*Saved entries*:
** begin **

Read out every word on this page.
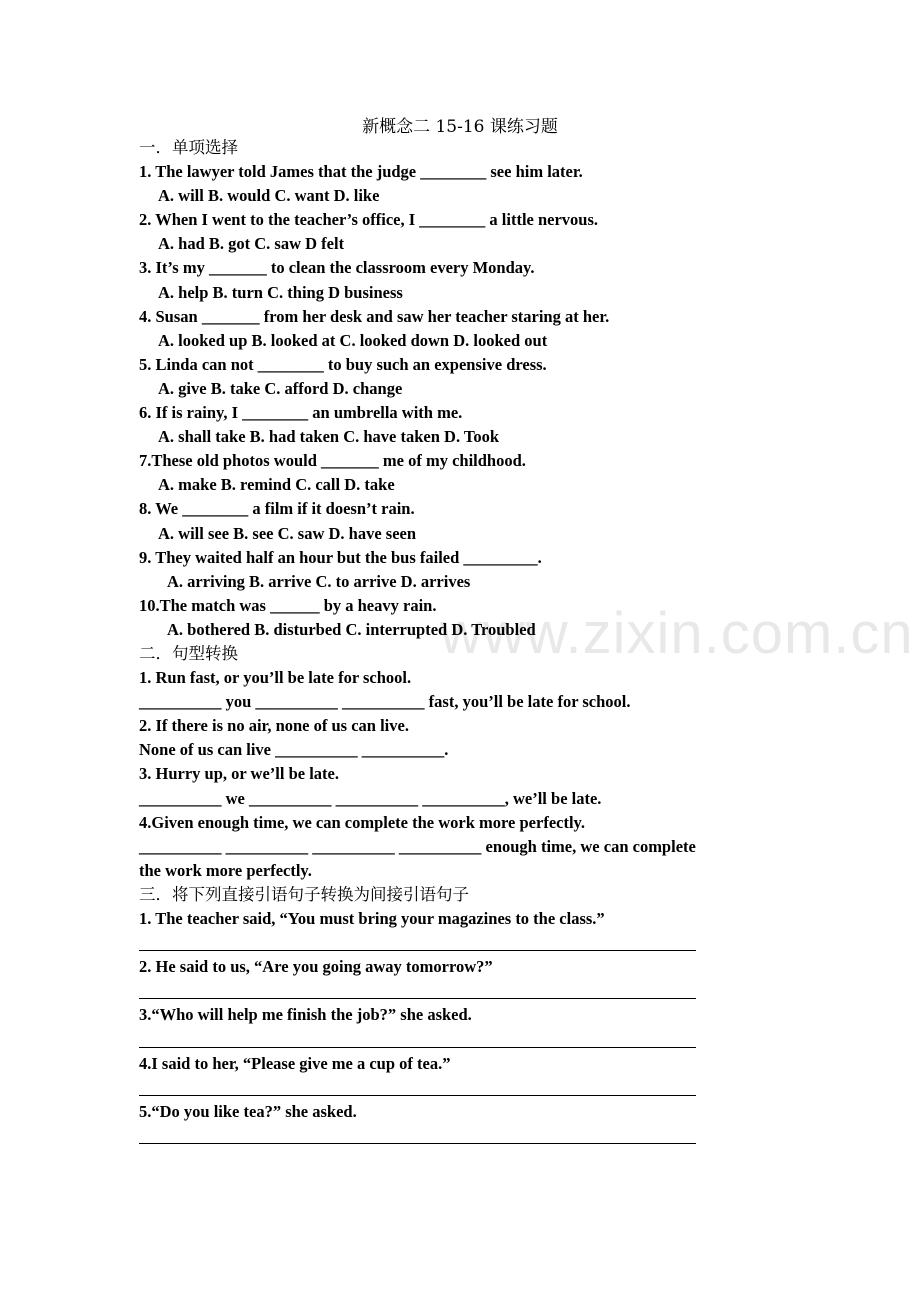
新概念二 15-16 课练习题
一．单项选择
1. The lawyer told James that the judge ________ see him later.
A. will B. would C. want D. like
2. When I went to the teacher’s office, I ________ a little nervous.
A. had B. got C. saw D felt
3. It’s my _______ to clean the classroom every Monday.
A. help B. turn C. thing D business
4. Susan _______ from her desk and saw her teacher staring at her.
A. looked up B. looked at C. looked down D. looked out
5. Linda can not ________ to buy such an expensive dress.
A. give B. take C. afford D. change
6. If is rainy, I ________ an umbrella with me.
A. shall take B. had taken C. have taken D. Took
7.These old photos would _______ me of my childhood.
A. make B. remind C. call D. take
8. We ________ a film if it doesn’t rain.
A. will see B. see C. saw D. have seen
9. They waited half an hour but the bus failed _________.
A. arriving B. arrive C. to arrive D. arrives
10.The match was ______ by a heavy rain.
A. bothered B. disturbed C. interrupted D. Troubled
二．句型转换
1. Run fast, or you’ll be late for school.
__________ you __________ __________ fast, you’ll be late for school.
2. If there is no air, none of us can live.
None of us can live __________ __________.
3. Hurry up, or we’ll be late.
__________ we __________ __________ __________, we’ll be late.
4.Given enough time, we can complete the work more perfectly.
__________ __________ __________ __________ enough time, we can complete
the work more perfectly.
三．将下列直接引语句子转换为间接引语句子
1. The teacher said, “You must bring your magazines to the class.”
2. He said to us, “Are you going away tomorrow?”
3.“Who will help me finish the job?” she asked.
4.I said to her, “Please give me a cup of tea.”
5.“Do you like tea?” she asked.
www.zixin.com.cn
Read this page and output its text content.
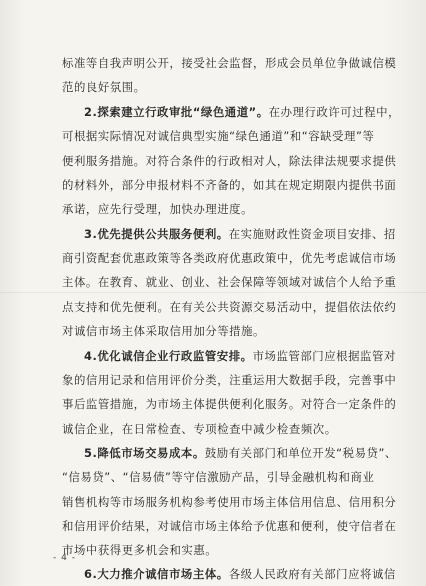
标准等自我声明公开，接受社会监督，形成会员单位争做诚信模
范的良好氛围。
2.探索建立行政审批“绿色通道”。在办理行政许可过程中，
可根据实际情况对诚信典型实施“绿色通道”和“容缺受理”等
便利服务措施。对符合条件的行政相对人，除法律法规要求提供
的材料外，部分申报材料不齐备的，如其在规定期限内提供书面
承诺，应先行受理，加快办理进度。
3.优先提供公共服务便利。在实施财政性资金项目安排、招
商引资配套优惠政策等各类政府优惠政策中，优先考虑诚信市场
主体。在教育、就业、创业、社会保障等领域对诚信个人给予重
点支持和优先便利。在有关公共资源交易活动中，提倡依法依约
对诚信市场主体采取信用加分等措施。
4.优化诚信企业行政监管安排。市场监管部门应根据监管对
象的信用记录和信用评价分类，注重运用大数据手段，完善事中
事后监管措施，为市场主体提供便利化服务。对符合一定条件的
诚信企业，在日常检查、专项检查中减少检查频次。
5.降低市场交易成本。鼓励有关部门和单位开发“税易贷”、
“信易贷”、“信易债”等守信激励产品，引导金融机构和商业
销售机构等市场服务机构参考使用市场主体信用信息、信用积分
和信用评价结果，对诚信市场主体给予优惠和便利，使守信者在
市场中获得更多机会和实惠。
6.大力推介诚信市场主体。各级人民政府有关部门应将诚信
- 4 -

** end **

Copy out every line from the records that has the word "said".

1. The teacher said, “You must bring your magazines to the class.”
2. He said to us, “Are you going away tomorrow?”
4.I said to her, “Please give me a cup of tea.”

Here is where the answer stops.